• PROVIDED ENTRIES:
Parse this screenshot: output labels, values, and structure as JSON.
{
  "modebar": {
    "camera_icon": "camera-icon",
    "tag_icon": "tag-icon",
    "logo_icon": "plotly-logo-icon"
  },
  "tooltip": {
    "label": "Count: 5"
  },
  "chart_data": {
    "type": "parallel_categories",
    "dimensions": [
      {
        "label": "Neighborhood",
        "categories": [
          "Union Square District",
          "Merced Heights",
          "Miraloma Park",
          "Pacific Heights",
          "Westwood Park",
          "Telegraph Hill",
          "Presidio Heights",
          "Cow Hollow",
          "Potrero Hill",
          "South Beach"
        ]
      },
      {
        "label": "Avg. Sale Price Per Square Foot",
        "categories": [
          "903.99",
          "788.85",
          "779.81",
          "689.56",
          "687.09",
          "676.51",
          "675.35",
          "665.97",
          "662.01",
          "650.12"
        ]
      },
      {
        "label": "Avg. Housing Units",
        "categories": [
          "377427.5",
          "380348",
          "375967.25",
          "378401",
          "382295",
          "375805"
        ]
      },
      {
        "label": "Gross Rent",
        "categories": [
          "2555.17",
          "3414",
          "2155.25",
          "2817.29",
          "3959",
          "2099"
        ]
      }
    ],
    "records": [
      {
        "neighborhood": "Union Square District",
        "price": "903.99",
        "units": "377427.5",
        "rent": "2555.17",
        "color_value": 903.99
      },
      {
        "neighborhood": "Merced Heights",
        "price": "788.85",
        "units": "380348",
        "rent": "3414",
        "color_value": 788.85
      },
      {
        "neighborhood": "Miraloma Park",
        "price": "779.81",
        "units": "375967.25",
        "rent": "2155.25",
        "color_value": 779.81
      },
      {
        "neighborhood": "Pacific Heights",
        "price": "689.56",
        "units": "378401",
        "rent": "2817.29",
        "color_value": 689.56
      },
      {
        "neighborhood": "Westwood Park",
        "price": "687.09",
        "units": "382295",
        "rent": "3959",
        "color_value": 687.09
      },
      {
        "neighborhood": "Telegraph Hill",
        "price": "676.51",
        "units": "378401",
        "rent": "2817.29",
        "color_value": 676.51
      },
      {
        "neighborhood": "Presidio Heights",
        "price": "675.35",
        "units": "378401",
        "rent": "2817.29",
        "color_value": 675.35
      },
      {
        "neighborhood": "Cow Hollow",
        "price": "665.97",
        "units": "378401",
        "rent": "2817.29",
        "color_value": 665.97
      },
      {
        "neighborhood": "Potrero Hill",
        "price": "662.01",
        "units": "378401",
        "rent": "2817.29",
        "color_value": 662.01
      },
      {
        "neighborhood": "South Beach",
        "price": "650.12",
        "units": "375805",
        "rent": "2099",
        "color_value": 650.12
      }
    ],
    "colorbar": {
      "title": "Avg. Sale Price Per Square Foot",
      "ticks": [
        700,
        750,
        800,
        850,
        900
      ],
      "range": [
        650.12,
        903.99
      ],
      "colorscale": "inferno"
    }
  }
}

• TASK REQUIREMENTS: Which lines of the material contain the string "Heights"? List each of them.

• SOLUTION TO THIS PROBLEM:
          "Merced Heights",
          "Pacific Heights",
          "Presidio Heights",
        "neighborhood": "Merced Heights",
        "neighborhood": "Pacific Heights",
        "neighborhood": "Presidio Heights",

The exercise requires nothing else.